Dataset rows about figures:
BEGIN

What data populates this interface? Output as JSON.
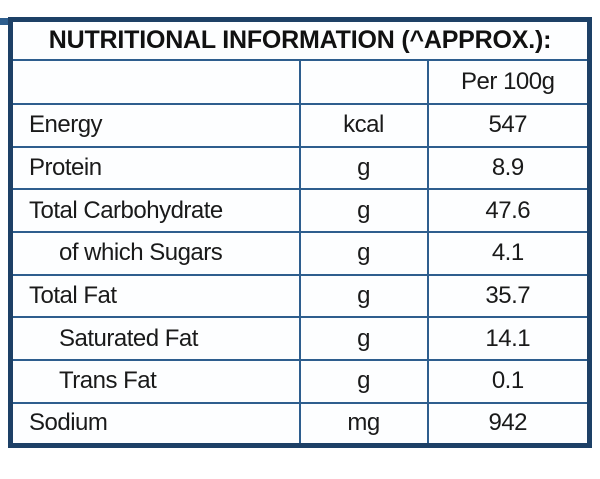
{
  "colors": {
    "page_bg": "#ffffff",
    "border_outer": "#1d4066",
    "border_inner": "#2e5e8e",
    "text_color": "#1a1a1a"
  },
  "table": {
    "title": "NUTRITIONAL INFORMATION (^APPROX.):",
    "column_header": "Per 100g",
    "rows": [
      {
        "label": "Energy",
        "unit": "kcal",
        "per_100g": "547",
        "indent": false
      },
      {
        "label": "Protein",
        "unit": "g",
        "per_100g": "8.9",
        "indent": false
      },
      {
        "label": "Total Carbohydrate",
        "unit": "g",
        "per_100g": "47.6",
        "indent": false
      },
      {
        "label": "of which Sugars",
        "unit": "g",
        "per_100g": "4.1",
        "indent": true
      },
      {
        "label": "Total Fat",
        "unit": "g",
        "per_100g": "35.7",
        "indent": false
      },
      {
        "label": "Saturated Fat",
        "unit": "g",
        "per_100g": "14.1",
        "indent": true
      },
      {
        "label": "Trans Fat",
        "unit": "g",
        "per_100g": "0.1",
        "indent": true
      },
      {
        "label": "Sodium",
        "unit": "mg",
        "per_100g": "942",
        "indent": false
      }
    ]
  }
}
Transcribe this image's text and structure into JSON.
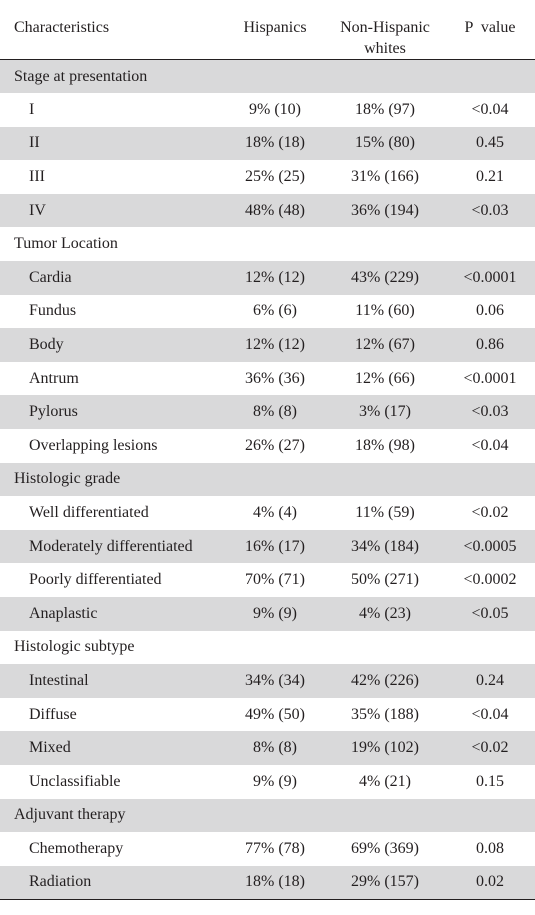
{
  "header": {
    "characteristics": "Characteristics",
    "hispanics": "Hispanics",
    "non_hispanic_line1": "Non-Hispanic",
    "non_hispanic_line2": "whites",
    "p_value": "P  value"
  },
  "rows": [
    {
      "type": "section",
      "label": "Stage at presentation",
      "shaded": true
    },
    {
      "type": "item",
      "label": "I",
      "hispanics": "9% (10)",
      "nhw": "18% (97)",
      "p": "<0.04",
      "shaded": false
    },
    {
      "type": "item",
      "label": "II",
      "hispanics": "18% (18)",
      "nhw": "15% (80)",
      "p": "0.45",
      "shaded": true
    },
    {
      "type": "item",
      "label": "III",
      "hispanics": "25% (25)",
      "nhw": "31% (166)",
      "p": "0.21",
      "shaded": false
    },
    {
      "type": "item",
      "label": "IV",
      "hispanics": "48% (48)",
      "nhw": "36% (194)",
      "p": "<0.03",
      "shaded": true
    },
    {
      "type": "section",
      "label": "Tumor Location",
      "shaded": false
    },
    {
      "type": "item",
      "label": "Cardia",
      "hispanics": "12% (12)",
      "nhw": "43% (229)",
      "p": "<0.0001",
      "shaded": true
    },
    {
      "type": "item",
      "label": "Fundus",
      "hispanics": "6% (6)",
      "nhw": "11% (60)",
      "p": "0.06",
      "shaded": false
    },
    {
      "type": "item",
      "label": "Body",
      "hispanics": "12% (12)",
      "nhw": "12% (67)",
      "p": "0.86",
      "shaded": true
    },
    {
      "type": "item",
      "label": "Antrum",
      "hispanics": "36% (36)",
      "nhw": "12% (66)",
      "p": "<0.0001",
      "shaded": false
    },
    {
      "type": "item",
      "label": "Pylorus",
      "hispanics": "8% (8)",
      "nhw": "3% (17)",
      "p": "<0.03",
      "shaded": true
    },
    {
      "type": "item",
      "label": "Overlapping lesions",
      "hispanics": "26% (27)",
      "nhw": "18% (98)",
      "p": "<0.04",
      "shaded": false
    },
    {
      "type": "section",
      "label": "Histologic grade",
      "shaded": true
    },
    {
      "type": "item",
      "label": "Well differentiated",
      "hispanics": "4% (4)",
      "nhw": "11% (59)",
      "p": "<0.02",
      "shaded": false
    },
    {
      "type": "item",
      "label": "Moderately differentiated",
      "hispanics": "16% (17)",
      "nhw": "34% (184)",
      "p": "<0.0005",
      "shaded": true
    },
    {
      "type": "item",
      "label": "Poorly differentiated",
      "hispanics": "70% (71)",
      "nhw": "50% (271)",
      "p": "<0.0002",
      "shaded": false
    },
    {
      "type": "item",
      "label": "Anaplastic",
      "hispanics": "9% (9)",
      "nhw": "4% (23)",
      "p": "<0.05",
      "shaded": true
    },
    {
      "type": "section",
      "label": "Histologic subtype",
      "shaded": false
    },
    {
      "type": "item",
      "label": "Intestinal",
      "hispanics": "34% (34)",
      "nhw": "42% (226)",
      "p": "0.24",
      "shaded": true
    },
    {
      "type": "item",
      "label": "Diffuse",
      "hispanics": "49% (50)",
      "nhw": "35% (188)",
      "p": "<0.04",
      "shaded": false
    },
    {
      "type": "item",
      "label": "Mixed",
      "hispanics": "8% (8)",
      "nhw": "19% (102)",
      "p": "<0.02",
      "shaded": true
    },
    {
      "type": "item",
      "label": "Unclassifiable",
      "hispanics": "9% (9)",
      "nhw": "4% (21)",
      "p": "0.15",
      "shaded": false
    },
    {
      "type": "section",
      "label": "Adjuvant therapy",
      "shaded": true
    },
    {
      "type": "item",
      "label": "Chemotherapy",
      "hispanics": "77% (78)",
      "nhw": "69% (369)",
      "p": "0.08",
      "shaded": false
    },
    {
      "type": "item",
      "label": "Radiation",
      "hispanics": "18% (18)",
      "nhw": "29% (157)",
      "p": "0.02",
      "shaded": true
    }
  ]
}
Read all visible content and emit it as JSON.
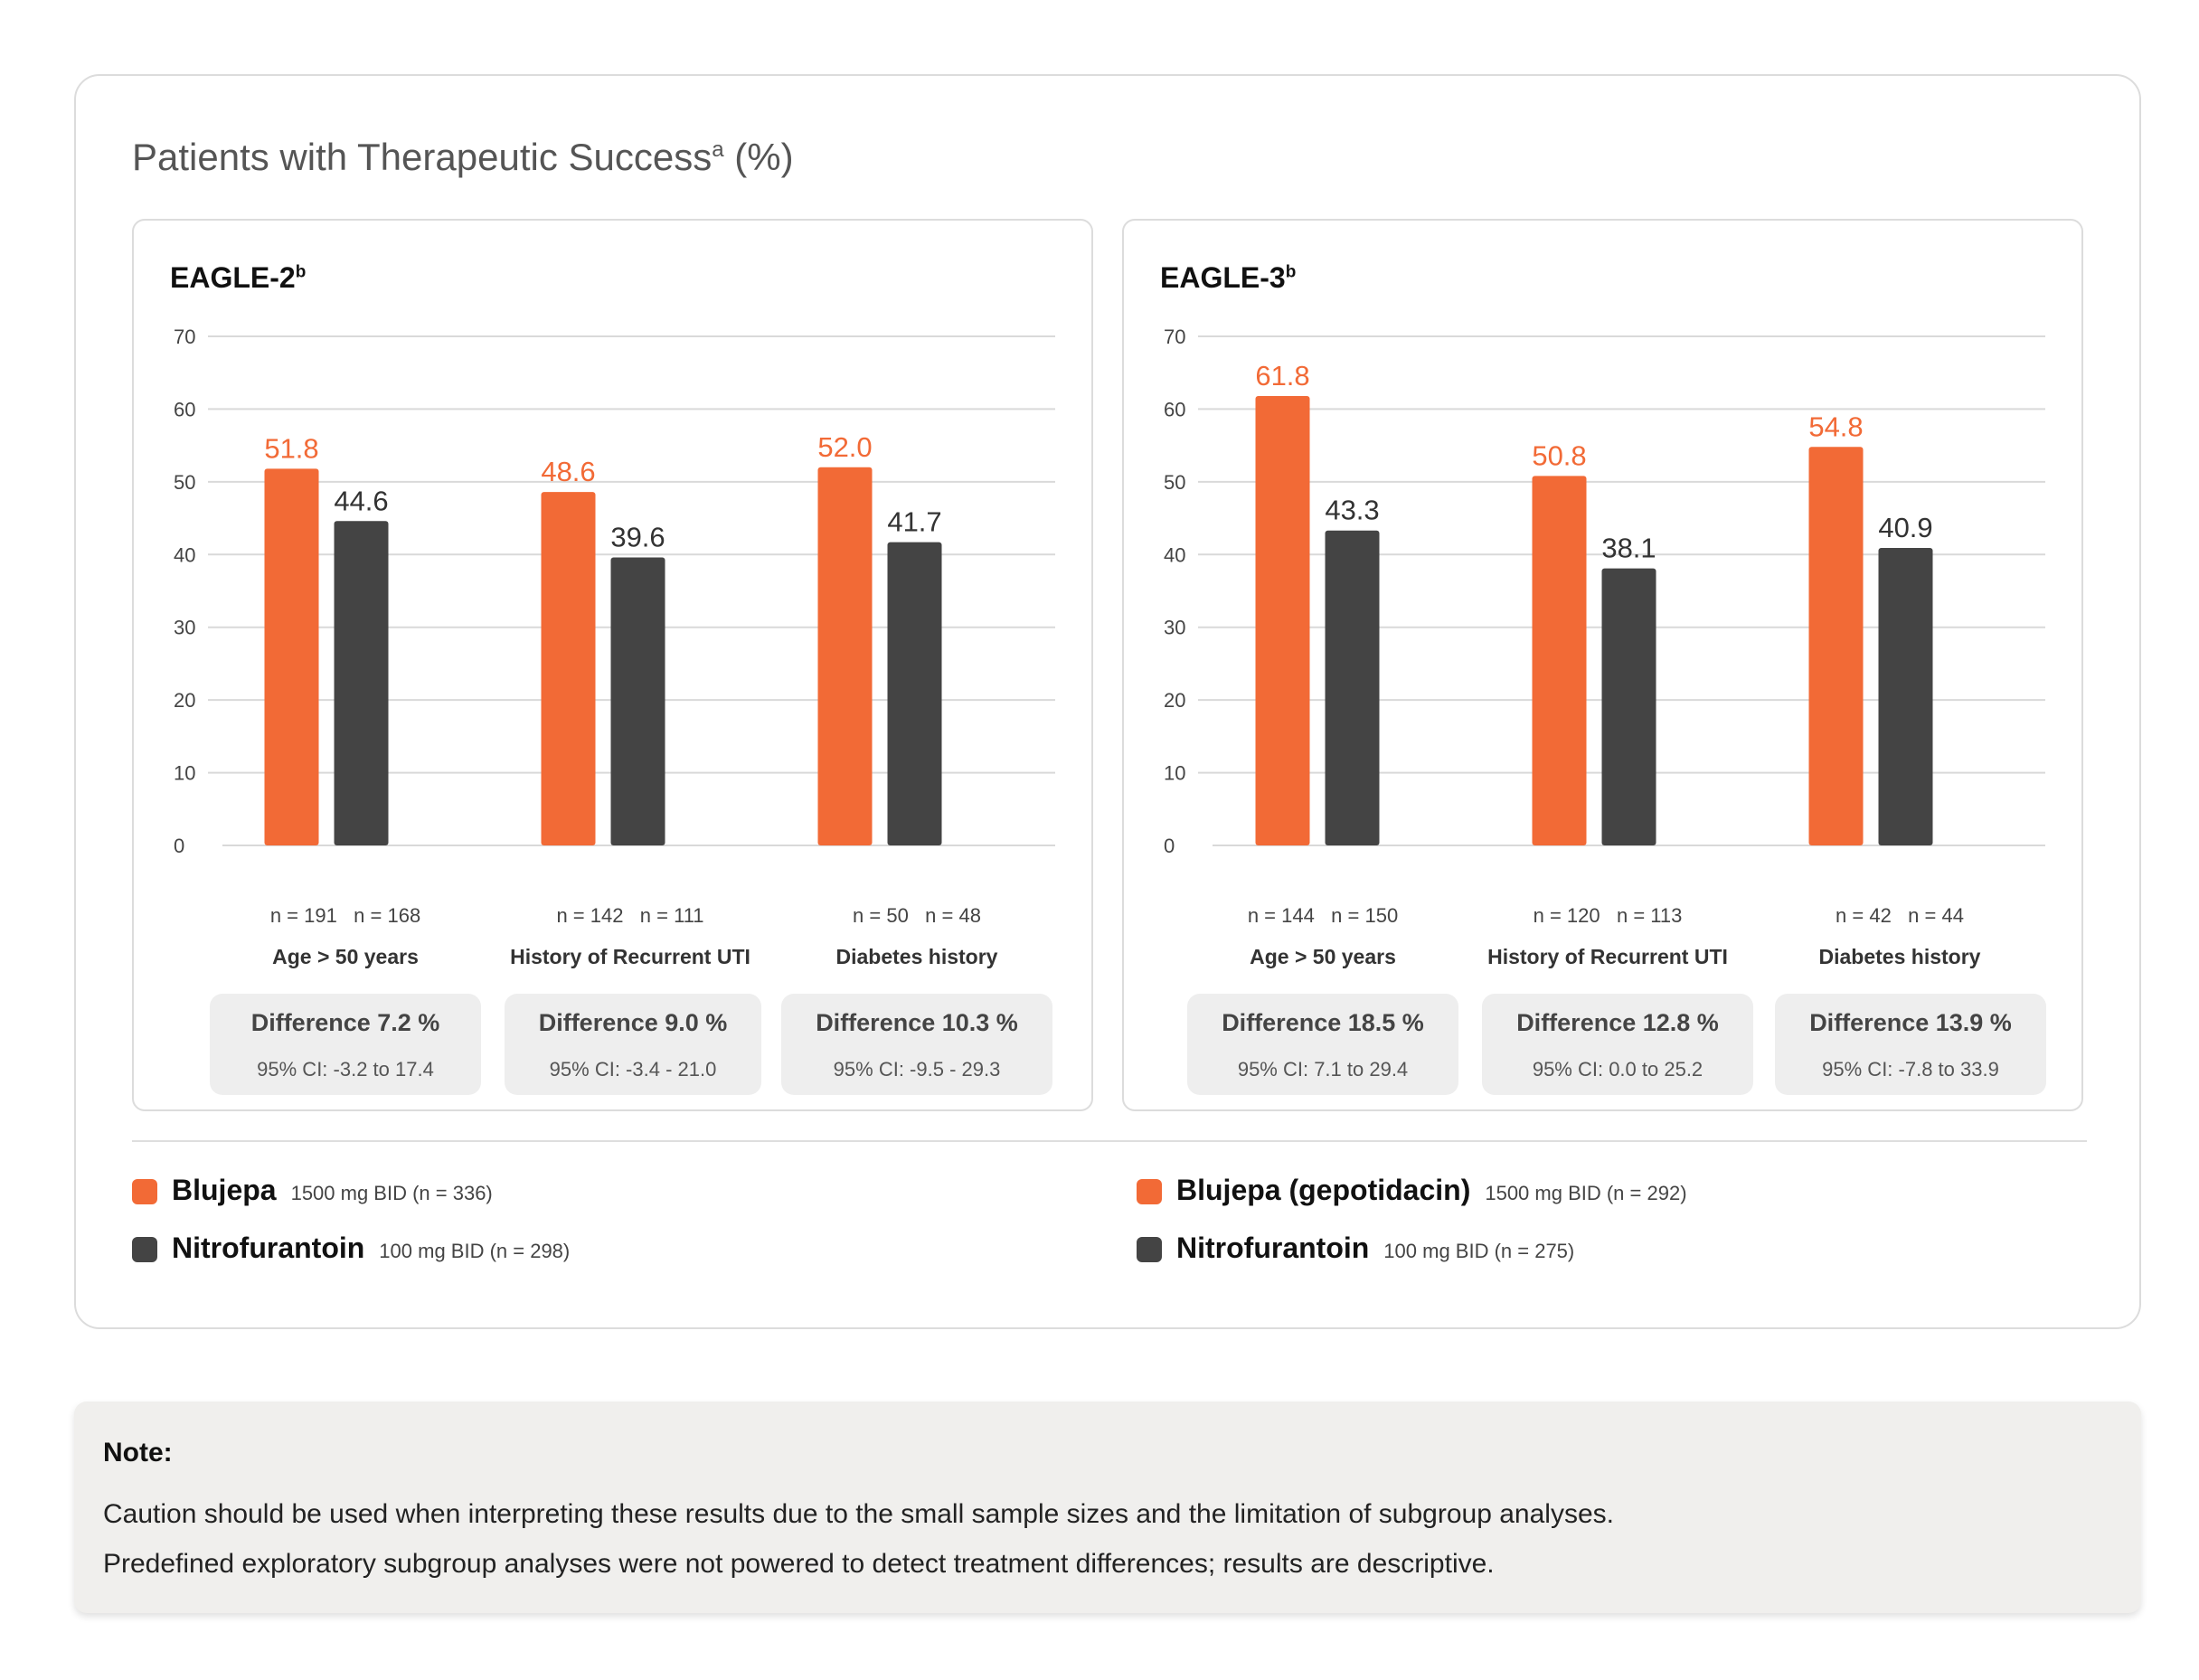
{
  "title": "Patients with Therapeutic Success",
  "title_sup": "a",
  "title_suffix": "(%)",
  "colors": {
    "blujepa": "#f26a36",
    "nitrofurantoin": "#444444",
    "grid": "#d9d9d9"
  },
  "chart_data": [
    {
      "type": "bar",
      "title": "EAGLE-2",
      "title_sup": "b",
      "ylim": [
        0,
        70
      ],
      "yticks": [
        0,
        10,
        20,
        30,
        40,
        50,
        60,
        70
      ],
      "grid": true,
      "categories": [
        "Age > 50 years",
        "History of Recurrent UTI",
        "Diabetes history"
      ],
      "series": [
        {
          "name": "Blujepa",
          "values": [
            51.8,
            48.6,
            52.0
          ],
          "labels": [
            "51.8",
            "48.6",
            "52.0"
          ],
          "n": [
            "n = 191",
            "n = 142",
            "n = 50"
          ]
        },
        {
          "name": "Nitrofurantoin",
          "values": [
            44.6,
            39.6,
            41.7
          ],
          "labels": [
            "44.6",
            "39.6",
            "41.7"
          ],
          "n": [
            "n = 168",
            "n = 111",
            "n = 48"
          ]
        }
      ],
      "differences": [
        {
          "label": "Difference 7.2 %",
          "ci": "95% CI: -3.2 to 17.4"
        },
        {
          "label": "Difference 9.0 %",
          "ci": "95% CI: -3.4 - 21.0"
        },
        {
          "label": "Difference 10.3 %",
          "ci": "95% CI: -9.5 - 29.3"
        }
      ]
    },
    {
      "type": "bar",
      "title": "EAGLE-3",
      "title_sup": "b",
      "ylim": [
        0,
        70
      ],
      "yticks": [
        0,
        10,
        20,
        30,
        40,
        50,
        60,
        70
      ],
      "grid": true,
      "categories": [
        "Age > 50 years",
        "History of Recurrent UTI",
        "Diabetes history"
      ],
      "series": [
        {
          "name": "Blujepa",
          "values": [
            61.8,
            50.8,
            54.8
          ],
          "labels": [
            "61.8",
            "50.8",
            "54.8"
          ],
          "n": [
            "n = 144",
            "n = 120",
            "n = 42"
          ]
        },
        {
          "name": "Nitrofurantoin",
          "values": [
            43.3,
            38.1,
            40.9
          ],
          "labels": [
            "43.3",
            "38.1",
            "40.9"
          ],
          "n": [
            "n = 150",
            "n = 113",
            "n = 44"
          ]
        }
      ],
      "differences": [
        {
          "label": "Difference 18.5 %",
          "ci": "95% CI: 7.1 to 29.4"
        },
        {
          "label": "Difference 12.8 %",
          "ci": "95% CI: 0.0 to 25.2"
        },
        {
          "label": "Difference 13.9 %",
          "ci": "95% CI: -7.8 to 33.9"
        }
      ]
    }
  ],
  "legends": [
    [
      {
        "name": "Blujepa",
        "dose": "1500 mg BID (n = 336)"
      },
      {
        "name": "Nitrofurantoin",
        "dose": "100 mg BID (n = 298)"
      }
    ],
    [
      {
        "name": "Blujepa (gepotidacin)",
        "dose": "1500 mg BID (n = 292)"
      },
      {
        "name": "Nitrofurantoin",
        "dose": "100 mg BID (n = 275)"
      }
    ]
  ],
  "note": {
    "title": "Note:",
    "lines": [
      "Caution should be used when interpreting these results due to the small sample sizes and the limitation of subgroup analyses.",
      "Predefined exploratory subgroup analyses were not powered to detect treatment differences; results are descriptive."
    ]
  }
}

END

• _Task instructions_
The expected output is one number, the tally of lines above containing "differentiated".

• _Response_
3